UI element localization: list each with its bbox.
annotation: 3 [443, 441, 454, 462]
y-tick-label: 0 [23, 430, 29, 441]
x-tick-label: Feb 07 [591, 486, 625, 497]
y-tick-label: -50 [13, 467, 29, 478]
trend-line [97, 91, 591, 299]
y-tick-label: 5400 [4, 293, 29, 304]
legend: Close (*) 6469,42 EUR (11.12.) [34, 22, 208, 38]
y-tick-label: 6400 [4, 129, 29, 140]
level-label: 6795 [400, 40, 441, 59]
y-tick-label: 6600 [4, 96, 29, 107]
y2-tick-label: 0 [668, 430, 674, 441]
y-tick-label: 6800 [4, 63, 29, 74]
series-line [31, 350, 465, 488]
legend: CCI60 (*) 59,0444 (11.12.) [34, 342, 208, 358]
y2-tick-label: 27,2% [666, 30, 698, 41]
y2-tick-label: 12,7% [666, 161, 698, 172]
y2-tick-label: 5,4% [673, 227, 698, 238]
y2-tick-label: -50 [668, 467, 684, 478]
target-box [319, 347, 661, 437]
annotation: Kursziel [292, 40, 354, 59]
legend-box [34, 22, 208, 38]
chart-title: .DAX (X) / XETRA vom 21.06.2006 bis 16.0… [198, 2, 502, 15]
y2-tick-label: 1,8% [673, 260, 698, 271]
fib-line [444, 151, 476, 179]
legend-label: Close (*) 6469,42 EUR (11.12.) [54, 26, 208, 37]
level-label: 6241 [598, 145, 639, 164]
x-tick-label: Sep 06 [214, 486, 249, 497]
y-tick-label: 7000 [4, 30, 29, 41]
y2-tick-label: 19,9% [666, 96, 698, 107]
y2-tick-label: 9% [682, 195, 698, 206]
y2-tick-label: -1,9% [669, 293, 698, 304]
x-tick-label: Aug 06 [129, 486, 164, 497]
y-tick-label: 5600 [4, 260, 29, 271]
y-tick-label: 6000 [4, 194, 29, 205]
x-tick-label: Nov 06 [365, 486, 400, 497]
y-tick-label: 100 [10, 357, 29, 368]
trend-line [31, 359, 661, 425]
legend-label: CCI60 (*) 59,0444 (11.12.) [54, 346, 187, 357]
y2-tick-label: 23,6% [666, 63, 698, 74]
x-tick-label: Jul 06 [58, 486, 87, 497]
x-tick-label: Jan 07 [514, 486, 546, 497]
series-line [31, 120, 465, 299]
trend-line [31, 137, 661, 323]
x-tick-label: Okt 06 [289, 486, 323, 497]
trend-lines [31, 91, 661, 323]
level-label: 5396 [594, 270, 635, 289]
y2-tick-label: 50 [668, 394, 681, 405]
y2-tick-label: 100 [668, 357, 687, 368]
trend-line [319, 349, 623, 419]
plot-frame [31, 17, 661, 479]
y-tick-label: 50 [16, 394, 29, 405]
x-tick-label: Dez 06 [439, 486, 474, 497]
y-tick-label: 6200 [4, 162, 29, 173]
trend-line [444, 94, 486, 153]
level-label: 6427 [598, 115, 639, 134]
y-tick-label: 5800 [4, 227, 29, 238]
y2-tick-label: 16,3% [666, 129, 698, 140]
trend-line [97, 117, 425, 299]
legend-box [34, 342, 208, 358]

==*==

▶ **Work to complete**
Render every line of the records above as a Markdown table with the columns "No." and "Entry", numbering the lines in order and skipping any blank ones.

▶ **Result for this exercise**
| No. | Entry |
|---|---|
| 1 | UI element localization: list each with its bbox. |
| 2 | annotation: 3 [443, 441, 454, 462] |
| 3 | y-tick-label: 0 [23, 430, 29, 441] |
| 4 | x-tick-label: Feb 07 [591, 486, 625, 497] |
| 5 | y-tick-label: -50 [13, 467, 29, 478] |
| 6 | trend-line [97, 91, 591, 299] |
| 7 | y-tick-label: 5400 [4, 293, 29, 304] |
| 8 | legend: Close (*) 6469,42 EUR (11.12.) [34, 22, 208, 38] |
| 9 | y-tick-label: 6400 [4, 129, 29, 140] |
| 10 | level-label: 6795 [400, 40, 441, 59] |
| 11 | y-tick-label: 6600 [4, 96, 29, 107] |
| 12 | y2-tick-label: 0 [668, 430, 674, 441] |
| 13 | y-tick-label: 6800 [4, 63, 29, 74] |
| 14 | series-line [31, 350, 465, 488] |
| 15 | legend: CCI60 (*) 59,0444 (11.12.) [34, 342, 208, 358] |
| 16 | y2-tick-label: 27,2% [666, 30, 698, 41] |
| 17 | y2-tick-label: 12,7% [666, 161, 698, 172] |
| 18 | y2-tick-label: 5,4% [673, 227, 698, 238] |
| 19 | y2-tick-label: -50 [668, 467, 684, 478] |
| 20 | target-box [319, 347, 661, 437] |
| 21 | annotation: Kursziel [292, 40, 354, 59] |
| 22 | legend-box [34, 22, 208, 38] |
| 23 | chart-title: .DAX (X) / XETRA vom 21.06.2006 bis 16.0… [198, 2, 502, 15] |
| 24 | y2-tick-label: 1,8% [673, 260, 698, 271] |
| 25 | fib-line [444, 151, 476, 179] |
| 26 | legend-label: Close (*) 6469,42 EUR (11.12.) [54, 26, 208, 37] |
| 27 | level-label: 6241 [598, 145, 639, 164] |
| 28 | x-tick-label: Sep 06 [214, 486, 249, 497] |
| 29 | y-tick-label: 7000 [4, 30, 29, 41] |
| 30 | y2-tick-label: 19,9% [666, 96, 698, 107] |
| 31 | y2-tick-label: 9% [682, 195, 698, 206] |
| 32 | y2-tick-label: -1,9% [669, 293, 698, 304] |
| 33 | x-tick-label: Aug 06 [129, 486, 164, 497] |
| 34 | y-tick-label: 5600 [4, 260, 29, 271] |
| 35 | y-tick-label: 6000 [4, 194, 29, 205] |
| 36 | x-tick-label: Nov 06 [365, 486, 400, 497] |
| 37 | y-tick-label: 100 [10, 357, 29, 368] |
| 38 | trend-line [31, 359, 661, 425] |
| 39 | legend-label: CCI60 (*) 59,0444 (11.12.) [54, 346, 187, 357] |
| 40 | y2-tick-label: 23,6% [666, 63, 698, 74] |
| 41 | x-tick-label: Jul 06 [58, 486, 87, 497] |
| 42 | x-tick-label: Jan 07 [514, 486, 546, 497] |
| 43 | series-line [31, 120, 465, 299] |
| 44 | trend-line [31, 137, 661, 323] |
| 45 | x-tick-label: Okt 06 [289, 486, 323, 497] |
| 46 | trend-lines [31, 91, 661, 323] |
| 47 | level-label: 5396 [594, 270, 635, 289] |
| 48 | y2-tick-label: 50 [668, 394, 681, 405] |
| 49 | y2-tick-label: 100 [668, 357, 687, 368] |
| 50 | trend-line [319, 349, 623, 419] |
| 51 | plot-frame [31, 17, 661, 479] |
| 52 | y-tick-label: 50 [16, 394, 29, 405] |
| 53 | x-tick-label: Dez 06 [439, 486, 474, 497] |
| 54 | y-tick-label: 6200 [4, 162, 29, 173] |
| 55 | trend-line [444, 94, 486, 153] |
| 56 | level-label: 6427 [598, 115, 639, 134] |
| 57 | y-tick-label: 5800 [4, 227, 29, 238] |
| 58 | y2-tick-label: 16,3% [666, 129, 698, 140] |
| 59 | trend-line [97, 117, 425, 299] |
| 60 | legend-box [34, 342, 208, 358] |